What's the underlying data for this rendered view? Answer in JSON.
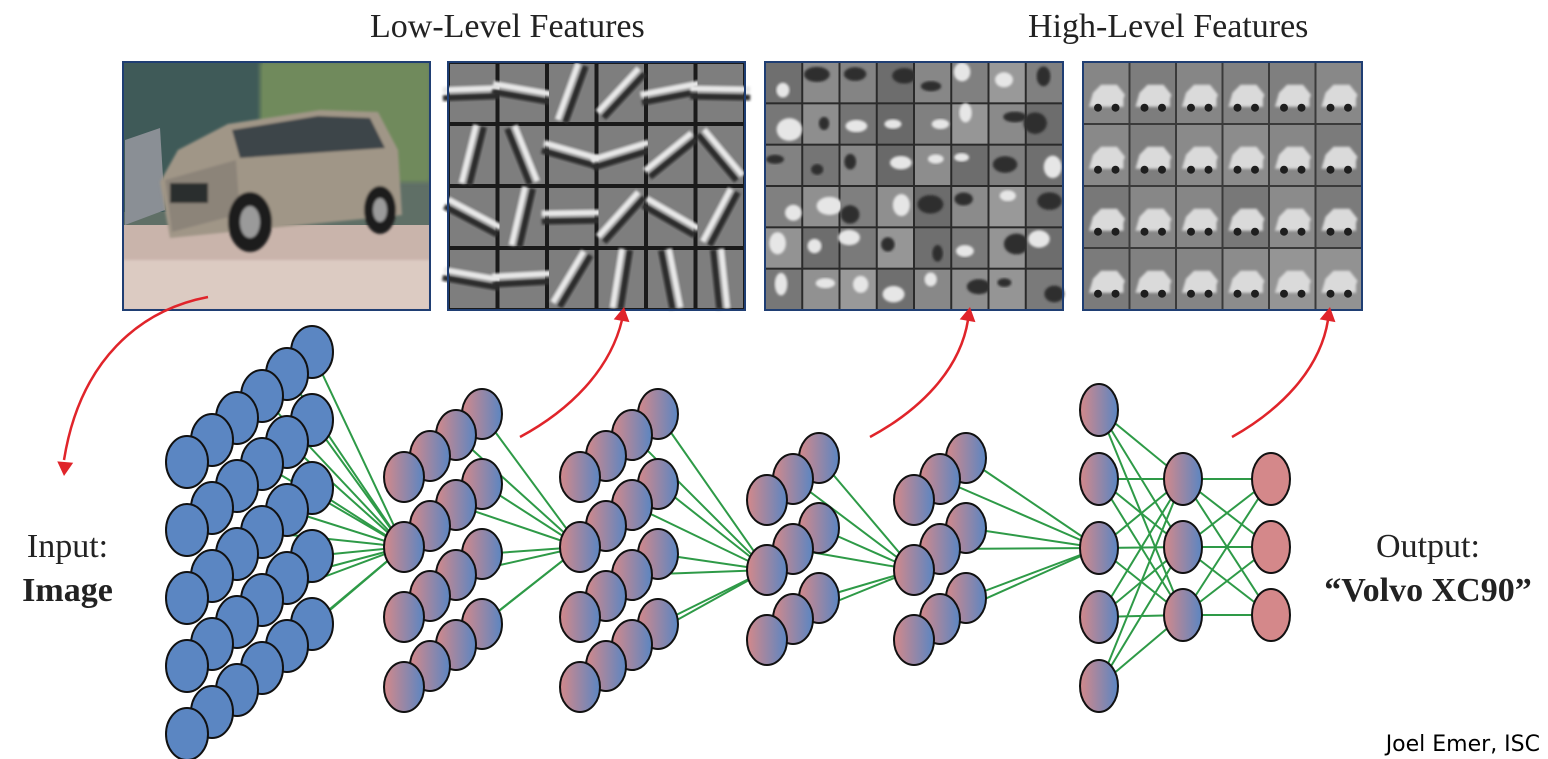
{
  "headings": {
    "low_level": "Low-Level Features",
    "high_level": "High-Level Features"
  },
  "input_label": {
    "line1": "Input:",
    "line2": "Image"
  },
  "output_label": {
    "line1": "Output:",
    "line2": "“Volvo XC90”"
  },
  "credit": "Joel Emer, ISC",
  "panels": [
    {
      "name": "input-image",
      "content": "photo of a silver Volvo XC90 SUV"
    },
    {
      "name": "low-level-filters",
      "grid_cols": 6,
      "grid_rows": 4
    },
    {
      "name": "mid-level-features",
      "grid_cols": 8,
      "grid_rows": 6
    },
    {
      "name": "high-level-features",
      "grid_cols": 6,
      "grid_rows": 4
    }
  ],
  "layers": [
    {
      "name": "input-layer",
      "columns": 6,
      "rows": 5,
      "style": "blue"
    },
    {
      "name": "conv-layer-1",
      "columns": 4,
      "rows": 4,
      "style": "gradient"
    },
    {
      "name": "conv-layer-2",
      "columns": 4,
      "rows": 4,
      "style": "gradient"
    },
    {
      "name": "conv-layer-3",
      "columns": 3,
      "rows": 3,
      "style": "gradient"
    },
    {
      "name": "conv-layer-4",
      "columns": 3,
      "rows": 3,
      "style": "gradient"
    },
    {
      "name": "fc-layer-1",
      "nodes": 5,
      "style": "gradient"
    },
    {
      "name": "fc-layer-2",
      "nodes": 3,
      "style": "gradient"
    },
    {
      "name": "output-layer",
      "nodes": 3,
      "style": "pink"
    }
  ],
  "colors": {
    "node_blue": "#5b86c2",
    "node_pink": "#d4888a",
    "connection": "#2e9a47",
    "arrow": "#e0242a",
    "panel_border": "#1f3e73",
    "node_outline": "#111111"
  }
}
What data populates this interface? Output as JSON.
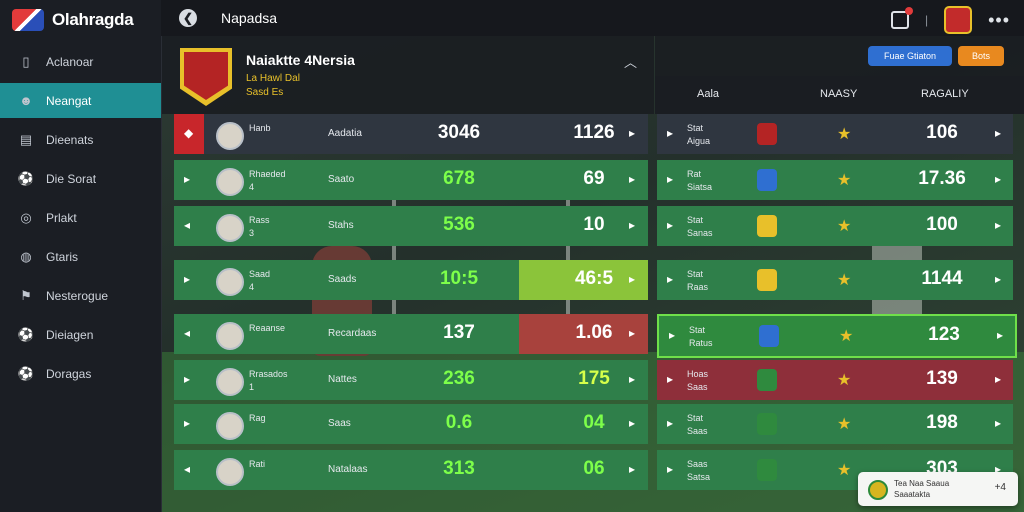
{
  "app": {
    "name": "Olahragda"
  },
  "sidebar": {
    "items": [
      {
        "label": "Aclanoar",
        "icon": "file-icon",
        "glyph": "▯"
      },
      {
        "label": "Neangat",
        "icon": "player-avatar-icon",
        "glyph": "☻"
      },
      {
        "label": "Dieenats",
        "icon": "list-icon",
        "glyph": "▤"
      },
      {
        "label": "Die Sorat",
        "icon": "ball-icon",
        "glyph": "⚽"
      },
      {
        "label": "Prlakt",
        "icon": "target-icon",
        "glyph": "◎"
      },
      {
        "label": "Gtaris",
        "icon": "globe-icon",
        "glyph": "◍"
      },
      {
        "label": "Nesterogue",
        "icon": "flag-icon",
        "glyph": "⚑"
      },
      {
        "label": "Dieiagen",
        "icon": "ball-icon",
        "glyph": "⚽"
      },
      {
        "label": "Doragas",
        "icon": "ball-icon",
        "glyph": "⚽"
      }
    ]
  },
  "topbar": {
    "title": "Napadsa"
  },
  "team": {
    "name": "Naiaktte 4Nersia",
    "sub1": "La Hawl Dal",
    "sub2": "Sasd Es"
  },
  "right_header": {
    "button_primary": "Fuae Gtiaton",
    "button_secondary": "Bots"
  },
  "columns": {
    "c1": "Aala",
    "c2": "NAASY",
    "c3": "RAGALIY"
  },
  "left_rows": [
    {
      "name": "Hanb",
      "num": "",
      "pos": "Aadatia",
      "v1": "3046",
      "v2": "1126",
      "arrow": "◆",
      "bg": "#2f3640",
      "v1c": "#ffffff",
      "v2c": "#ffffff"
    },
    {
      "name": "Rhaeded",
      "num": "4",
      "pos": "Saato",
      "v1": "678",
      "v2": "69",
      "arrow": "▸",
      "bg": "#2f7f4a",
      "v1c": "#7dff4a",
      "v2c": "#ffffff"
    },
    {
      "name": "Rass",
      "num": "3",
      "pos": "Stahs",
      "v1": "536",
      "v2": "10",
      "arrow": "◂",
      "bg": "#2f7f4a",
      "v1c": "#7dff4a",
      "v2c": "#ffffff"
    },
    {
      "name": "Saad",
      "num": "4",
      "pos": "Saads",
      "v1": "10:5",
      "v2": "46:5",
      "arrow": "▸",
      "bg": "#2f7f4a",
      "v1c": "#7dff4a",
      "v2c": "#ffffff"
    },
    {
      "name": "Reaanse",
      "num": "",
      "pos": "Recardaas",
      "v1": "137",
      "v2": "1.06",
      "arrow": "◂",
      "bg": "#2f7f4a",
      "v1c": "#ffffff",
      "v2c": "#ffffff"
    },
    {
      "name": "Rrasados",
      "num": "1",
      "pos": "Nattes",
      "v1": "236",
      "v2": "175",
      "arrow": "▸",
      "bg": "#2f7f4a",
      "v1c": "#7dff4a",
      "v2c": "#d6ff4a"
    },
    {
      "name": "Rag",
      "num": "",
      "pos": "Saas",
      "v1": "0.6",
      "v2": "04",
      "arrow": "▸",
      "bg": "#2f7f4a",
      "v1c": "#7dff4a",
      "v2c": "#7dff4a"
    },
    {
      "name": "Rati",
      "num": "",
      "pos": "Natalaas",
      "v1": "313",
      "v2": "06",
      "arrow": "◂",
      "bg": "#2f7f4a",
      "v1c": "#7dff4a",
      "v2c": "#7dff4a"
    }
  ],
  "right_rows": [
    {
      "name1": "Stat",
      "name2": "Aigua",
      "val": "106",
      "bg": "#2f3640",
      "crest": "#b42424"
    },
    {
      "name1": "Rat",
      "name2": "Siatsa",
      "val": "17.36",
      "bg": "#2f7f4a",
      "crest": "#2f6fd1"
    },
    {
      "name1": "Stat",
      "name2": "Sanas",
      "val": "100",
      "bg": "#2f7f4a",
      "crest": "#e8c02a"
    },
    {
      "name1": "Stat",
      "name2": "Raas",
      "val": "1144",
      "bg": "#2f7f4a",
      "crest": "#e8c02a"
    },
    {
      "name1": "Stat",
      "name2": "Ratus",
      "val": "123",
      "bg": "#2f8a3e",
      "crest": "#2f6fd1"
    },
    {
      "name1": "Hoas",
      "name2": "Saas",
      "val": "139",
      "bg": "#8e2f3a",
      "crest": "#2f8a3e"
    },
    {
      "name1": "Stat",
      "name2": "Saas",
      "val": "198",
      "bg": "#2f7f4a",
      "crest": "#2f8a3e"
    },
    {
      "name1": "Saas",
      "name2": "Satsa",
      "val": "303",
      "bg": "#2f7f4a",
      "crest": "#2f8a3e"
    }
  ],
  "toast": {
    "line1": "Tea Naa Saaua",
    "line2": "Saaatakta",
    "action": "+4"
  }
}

----

Every record above should be written out again without change, except that the pictures are left out.

What's the underlying data for this rendered view? Answer in JSON.
{
  "headings": {
    "low_level": "Low-Level Features",
    "high_level": "High-Level Features"
  },
  "input_label": {
    "line1": "Input:",
    "line2": "Image"
  },
  "output_label": {
    "line1": "Output:",
    "line2": "“Volvo XC90”"
  },
  "credit": "Joel Emer, ISC",
  "panels": [
    {
      "name": "input-image",
      "content": "photo of a silver Volvo XC90 SUV"
    },
    {
      "name": "low-level-filters",
      "grid_cols": 6,
      "grid_rows": 4
    },
    {
      "name": "mid-level-features",
      "grid_cols": 8,
      "grid_rows": 6
    },
    {
      "name": "high-level-features",
      "grid_cols": 6,
      "grid_rows": 4
    }
  ],
  "layers": [
    {
      "name": "input-layer",
      "columns": 6,
      "rows": 5,
      "style": "blue"
    },
    {
      "name": "conv-layer-1",
      "columns": 4,
      "rows": 4,
      "style": "gradient"
    },
    {
      "name": "conv-layer-2",
      "columns": 4,
      "rows": 4,
      "style": "gradient"
    },
    {
      "name": "conv-layer-3",
      "columns": 3,
      "rows": 3,
      "style": "gradient"
    },
    {
      "name": "conv-layer-4",
      "columns": 3,
      "rows": 3,
      "style": "gradient"
    },
    {
      "name": "fc-layer-1",
      "nodes": 5,
      "style": "gradient"
    },
    {
      "name": "fc-layer-2",
      "nodes": 3,
      "style": "gradient"
    },
    {
      "name": "output-layer",
      "nodes": 3,
      "style": "pink"
    }
  ],
  "colors": {
    "node_blue": "#5b86c2",
    "node_pink": "#d4888a",
    "connection": "#2e9a47",
    "arrow": "#e0242a",
    "panel_border": "#1f3e73",
    "node_outline": "#111111"
  }
}
What data populates this interface? Output as JSON.
{
  "app": {
    "name": "Olahragda"
  },
  "sidebar": {
    "items": [
      {
        "label": "Aclanoar",
        "icon": "file-icon",
        "glyph": "▯"
      },
      {
        "label": "Neangat",
        "icon": "player-avatar-icon",
        "glyph": "☻"
      },
      {
        "label": "Dieenats",
        "icon": "list-icon",
        "glyph": "▤"
      },
      {
        "label": "Die Sorat",
        "icon": "ball-icon",
        "glyph": "⚽"
      },
      {
        "label": "Prlakt",
        "icon": "target-icon",
        "glyph": "◎"
      },
      {
        "label": "Gtaris",
        "icon": "globe-icon",
        "glyph": "◍"
      },
      {
        "label": "Nesterogue",
        "icon": "flag-icon",
        "glyph": "⚑"
      },
      {
        "label": "Dieiagen",
        "icon": "ball-icon",
        "glyph": "⚽"
      },
      {
        "label": "Doragas",
        "icon": "ball-icon",
        "glyph": "⚽"
      }
    ]
  },
  "topbar": {
    "title": "Napadsa"
  },
  "team": {
    "name": "Naiaktte 4Nersia",
    "sub1": "La Hawl Dal",
    "sub2": "Sasd Es"
  },
  "right_header": {
    "button_primary": "Fuae Gtiaton",
    "button_secondary": "Bots"
  },
  "columns": {
    "c1": "Aala",
    "c2": "NAASY",
    "c3": "RAGALIY"
  },
  "left_rows": [
    {
      "name": "Hanb",
      "num": "",
      "pos": "Aadatia",
      "v1": "3046",
      "v2": "1126",
      "arrow": "◆",
      "bg": "#2f3640",
      "v1c": "#ffffff",
      "v2c": "#ffffff"
    },
    {
      "name": "Rhaeded",
      "num": "4",
      "pos": "Saato",
      "v1": "678",
      "v2": "69",
      "arrow": "▸",
      "bg": "#2f7f4a",
      "v1c": "#7dff4a",
      "v2c": "#ffffff"
    },
    {
      "name": "Rass",
      "num": "3",
      "pos": "Stahs",
      "v1": "536",
      "v2": "10",
      "arrow": "◂",
      "bg": "#2f7f4a",
      "v1c": "#7dff4a",
      "v2c": "#ffffff"
    },
    {
      "name": "Saad",
      "num": "4",
      "pos": "Saads",
      "v1": "10:5",
      "v2": "46:5",
      "arrow": "▸",
      "bg": "#2f7f4a",
      "v1c": "#7dff4a",
      "v2c": "#ffffff"
    },
    {
      "name": "Reaanse",
      "num": "",
      "pos": "Recardaas",
      "v1": "137",
      "v2": "1.06",
      "arrow": "◂",
      "bg": "#2f7f4a",
      "v1c": "#ffffff",
      "v2c": "#ffffff"
    },
    {
      "name": "Rrasados",
      "num": "1",
      "pos": "Nattes",
      "v1": "236",
      "v2": "175",
      "arrow": "▸",
      "bg": "#2f7f4a",
      "v1c": "#7dff4a",
      "v2c": "#d6ff4a"
    },
    {
      "name": "Rag",
      "num": "",
      "pos": "Saas",
      "v1": "0.6",
      "v2": "04",
      "arrow": "▸",
      "bg": "#2f7f4a",
      "v1c": "#7dff4a",
      "v2c": "#7dff4a"
    },
    {
      "name": "Rati",
      "num": "",
      "pos": "Natalaas",
      "v1": "313",
      "v2": "06",
      "arrow": "◂",
      "bg": "#2f7f4a",
      "v1c": "#7dff4a",
      "v2c": "#7dff4a"
    }
  ],
  "right_rows": [
    {
      "name1": "Stat",
      "name2": "Aigua",
      "val": "106",
      "bg": "#2f3640",
      "crest": "#b42424"
    },
    {
      "name1": "Rat",
      "name2": "Siatsa",
      "val": "17.36",
      "bg": "#2f7f4a",
      "crest": "#2f6fd1"
    },
    {
      "name1": "Stat",
      "name2": "Sanas",
      "val": "100",
      "bg": "#2f7f4a",
      "crest": "#e8c02a"
    },
    {
      "name1": "Stat",
      "name2": "Raas",
      "val": "1144",
      "bg": "#2f7f4a",
      "crest": "#e8c02a"
    },
    {
      "name1": "Stat",
      "name2": "Ratus",
      "val": "123",
      "bg": "#2f8a3e",
      "crest": "#2f6fd1"
    },
    {
      "name1": "Hoas",
      "name2": "Saas",
      "val": "139",
      "bg": "#8e2f3a",
      "crest": "#2f8a3e"
    },
    {
      "name1": "Stat",
      "name2": "Saas",
      "val": "198",
      "bg": "#2f7f4a",
      "crest": "#2f8a3e"
    },
    {
      "name1": "Saas",
      "name2": "Satsa",
      "val": "303",
      "bg": "#2f7f4a",
      "crest": "#2f8a3e"
    }
  ],
  "toast": {
    "line1": "Tea Naa Saaua",
    "line2": "Saaatakta",
    "action": "+4"
  }
}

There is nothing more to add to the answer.